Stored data
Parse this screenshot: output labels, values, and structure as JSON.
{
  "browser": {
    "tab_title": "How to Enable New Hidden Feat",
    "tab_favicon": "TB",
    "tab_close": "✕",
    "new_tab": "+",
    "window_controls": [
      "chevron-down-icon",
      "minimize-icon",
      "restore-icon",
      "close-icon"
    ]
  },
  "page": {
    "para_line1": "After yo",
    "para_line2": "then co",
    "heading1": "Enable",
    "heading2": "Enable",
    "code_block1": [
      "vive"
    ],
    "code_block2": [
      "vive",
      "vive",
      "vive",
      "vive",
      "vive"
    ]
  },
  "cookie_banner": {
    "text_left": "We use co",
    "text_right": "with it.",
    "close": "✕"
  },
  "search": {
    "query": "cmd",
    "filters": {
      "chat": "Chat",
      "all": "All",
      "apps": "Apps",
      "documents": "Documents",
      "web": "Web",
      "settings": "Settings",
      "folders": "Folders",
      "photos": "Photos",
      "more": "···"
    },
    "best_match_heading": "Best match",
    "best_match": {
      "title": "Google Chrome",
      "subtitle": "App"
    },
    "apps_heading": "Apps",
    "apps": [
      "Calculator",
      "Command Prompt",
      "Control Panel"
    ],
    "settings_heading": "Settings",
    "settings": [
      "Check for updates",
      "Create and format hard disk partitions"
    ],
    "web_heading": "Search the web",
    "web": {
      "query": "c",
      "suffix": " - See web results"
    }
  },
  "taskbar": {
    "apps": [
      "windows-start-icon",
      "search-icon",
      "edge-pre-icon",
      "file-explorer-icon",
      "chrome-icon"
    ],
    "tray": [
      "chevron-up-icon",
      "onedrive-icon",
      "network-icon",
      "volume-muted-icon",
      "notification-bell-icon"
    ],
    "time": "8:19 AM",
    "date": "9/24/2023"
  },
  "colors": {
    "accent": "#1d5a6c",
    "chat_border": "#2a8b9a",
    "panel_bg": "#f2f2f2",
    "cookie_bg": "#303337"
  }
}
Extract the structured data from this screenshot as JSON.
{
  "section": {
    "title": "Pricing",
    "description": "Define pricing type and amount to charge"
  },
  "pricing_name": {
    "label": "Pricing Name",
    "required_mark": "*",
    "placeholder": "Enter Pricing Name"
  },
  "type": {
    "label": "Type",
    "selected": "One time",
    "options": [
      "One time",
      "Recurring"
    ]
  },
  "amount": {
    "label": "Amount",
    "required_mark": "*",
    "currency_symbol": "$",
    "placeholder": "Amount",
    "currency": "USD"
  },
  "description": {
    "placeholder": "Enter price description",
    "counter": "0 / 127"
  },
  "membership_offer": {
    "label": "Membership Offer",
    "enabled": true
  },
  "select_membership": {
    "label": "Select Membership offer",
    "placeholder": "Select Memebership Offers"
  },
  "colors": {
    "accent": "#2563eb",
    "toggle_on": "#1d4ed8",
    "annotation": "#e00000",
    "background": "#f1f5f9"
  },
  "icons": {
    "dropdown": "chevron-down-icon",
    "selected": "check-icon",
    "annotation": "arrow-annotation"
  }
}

:: Problem statement ::
Output every record above exactly as it appears.

:: Complete answer ::
Parse this screenshot: output labels, values, and structure as JSON.
{
  "browser": {
    "tab_title": "How to Enable New Hidden Feat",
    "tab_favicon": "TB",
    "tab_close": "✕",
    "new_tab": "+",
    "window_controls": [
      "chevron-down-icon",
      "minimize-icon",
      "restore-icon",
      "close-icon"
    ]
  },
  "page": {
    "para_line1": "After yo",
    "para_line2": "then co",
    "heading1": "Enable",
    "heading2": "Enable",
    "code_block1": [
      "vive"
    ],
    "code_block2": [
      "vive",
      "vive",
      "vive",
      "vive",
      "vive"
    ]
  },
  "cookie_banner": {
    "text_left": "We use co",
    "text_right": "with it.",
    "close": "✕"
  },
  "search": {
    "query": "cmd",
    "filters": {
      "chat": "Chat",
      "all": "All",
      "apps": "Apps",
      "documents": "Documents",
      "web": "Web",
      "settings": "Settings",
      "folders": "Folders",
      "photos": "Photos",
      "more": "···"
    },
    "best_match_heading": "Best match",
    "best_match": {
      "title": "Google Chrome",
      "subtitle": "App"
    },
    "apps_heading": "Apps",
    "apps": [
      "Calculator",
      "Command Prompt",
      "Control Panel"
    ],
    "settings_heading": "Settings",
    "settings": [
      "Check for updates",
      "Create and format hard disk partitions"
    ],
    "web_heading": "Search the web",
    "web": {
      "query": "c",
      "suffix": " - See web results"
    }
  },
  "taskbar": {
    "apps": [
      "windows-start-icon",
      "search-icon",
      "edge-pre-icon",
      "file-explorer-icon",
      "chrome-icon"
    ],
    "tray": [
      "chevron-up-icon",
      "onedrive-icon",
      "network-icon",
      "volume-muted-icon",
      "notification-bell-icon"
    ],
    "time": "8:19 AM",
    "date": "9/24/2023"
  },
  "colors": {
    "accent": "#1d5a6c",
    "chat_border": "#2a8b9a",
    "panel_bg": "#f2f2f2",
    "cookie_bg": "#303337"
  }
}
Extract the structured data from this screenshot as JSON.
{
  "section": {
    "title": "Pricing",
    "description": "Define pricing type and amount to charge"
  },
  "pricing_name": {
    "label": "Pricing Name",
    "required_mark": "*",
    "placeholder": "Enter Pricing Name"
  },
  "type": {
    "label": "Type",
    "selected": "One time",
    "options": [
      "One time",
      "Recurring"
    ]
  },
  "amount": {
    "label": "Amount",
    "required_mark": "*",
    "currency_symbol": "$",
    "placeholder": "Amount",
    "currency": "USD"
  },
  "description": {
    "placeholder": "Enter price description",
    "counter": "0 / 127"
  },
  "membership_offer": {
    "label": "Membership Offer",
    "enabled": true
  },
  "select_membership": {
    "label": "Select Membership offer",
    "placeholder": "Select Memebership Offers"
  },
  "colors": {
    "accent": "#2563eb",
    "toggle_on": "#1d4ed8",
    "annotation": "#e00000",
    "background": "#f1f5f9"
  },
  "icons": {
    "dropdown": "chevron-down-icon",
    "selected": "check-icon",
    "annotation": "arrow-annotation"
  }
}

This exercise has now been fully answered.